### Exercise task
Pick out every line of the entries below where "古代亚非文明" occurs, and copy those lines.

[Data records]

* Start *

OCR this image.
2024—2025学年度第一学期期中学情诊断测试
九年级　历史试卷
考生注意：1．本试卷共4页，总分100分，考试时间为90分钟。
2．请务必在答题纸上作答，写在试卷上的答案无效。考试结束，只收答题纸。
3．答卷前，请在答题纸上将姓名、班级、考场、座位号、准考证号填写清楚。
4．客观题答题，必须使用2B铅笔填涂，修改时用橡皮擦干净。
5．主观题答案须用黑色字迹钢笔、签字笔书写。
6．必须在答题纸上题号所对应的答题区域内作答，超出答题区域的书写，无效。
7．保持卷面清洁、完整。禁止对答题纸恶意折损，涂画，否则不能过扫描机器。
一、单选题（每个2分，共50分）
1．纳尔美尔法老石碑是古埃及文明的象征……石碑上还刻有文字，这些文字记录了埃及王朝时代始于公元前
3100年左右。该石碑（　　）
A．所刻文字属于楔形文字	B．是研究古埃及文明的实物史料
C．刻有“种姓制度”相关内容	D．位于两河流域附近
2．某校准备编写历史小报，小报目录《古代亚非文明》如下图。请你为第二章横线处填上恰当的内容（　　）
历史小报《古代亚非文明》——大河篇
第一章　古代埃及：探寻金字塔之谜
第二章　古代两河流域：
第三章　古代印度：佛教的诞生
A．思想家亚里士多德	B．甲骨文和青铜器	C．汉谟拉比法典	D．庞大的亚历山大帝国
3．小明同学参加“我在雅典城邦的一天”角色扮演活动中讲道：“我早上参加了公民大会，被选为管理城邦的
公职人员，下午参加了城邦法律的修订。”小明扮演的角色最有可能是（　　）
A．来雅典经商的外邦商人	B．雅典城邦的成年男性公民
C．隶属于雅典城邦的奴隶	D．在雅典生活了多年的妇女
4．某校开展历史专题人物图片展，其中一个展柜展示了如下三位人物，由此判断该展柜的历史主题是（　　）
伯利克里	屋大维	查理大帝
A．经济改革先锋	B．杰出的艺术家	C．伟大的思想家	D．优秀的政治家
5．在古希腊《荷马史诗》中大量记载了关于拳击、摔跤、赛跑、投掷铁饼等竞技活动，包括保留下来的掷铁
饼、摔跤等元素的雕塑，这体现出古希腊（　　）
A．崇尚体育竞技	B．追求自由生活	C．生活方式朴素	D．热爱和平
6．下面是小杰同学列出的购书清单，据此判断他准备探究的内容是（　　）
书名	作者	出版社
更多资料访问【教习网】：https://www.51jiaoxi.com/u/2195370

* End *

### Solution for this task
2．某校准备编写历史小报，小报目录《古代亚非文明》如下图。请你为第二章横线处填上恰当的内容（　　）
历史小报《古代亚非文明》——大河篇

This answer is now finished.